Problem: Show all lines of the listing that hold the word "this".

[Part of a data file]
[start]

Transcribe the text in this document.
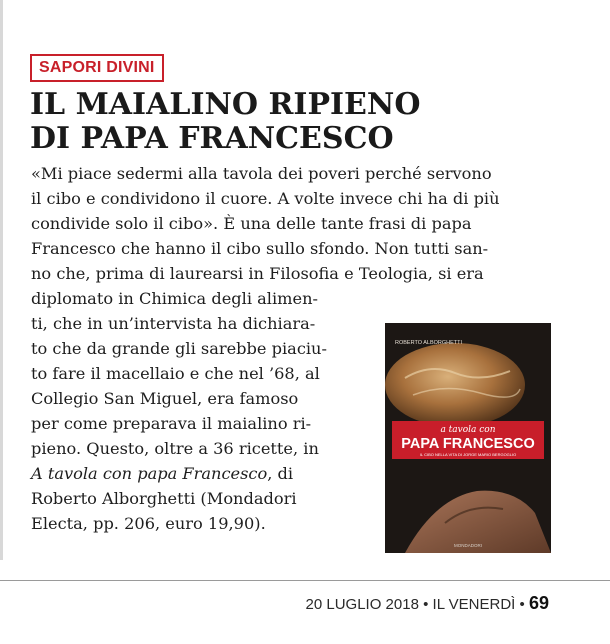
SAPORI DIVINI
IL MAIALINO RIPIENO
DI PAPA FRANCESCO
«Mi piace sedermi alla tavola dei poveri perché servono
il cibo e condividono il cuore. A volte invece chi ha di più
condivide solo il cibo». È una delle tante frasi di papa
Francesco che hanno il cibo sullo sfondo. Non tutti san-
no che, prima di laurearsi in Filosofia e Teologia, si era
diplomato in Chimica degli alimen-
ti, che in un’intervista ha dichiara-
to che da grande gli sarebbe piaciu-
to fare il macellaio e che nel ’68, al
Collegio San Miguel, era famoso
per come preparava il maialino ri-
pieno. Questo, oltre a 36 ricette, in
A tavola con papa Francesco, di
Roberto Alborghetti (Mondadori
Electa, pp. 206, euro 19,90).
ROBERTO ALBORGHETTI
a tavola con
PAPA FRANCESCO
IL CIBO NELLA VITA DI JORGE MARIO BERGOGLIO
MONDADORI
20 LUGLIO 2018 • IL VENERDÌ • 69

[end]
[start]

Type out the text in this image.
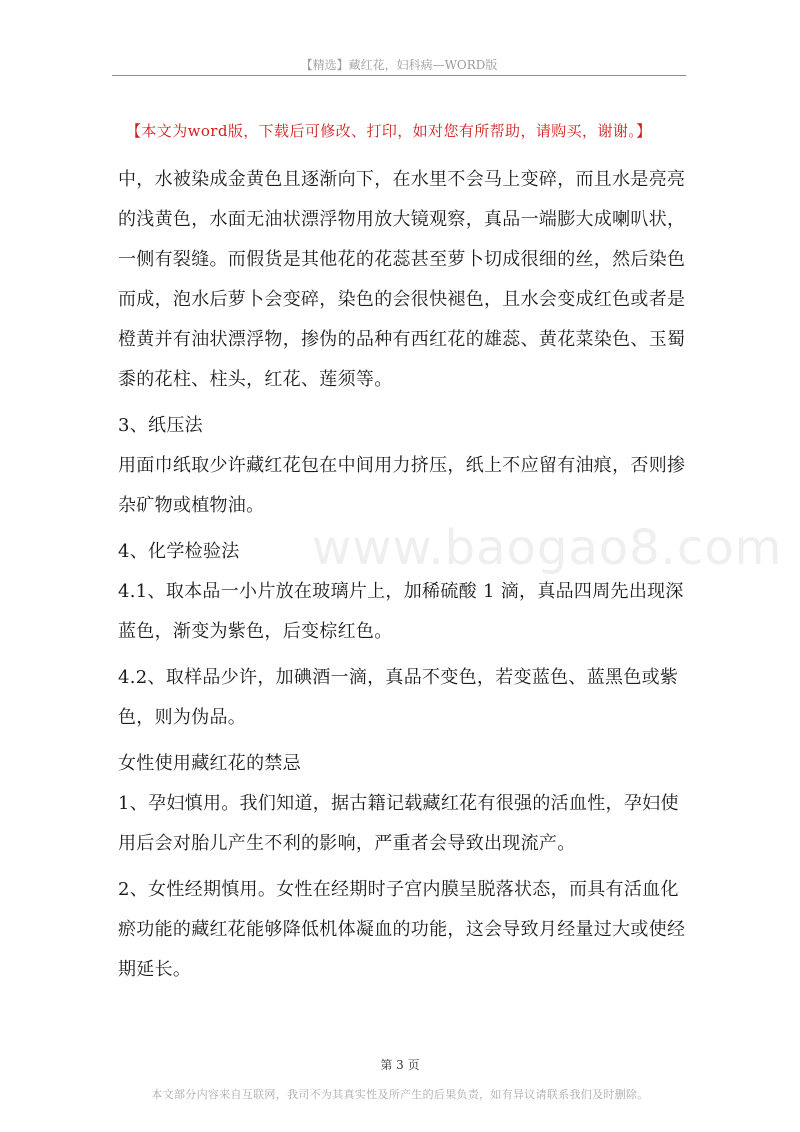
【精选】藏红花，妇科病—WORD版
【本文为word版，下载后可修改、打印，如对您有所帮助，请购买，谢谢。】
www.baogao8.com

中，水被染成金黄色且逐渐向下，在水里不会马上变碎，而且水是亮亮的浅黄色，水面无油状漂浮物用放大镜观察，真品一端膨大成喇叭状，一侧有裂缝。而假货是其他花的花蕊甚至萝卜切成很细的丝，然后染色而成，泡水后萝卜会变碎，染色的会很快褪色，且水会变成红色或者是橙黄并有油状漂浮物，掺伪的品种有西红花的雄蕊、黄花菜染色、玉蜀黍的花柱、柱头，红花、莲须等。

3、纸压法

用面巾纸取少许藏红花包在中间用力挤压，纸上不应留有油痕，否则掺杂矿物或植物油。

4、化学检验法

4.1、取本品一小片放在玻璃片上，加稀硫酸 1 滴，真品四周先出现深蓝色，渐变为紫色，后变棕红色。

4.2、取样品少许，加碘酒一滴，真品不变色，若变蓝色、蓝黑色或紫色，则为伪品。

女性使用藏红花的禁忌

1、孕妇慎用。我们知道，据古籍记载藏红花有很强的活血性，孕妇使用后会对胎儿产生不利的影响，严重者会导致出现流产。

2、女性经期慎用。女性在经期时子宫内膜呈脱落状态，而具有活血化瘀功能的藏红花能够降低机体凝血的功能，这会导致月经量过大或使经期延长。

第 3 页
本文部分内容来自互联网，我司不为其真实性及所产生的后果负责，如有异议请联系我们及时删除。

[end]

The solution:
Transcribe the text in this document.
Type out the text in this image.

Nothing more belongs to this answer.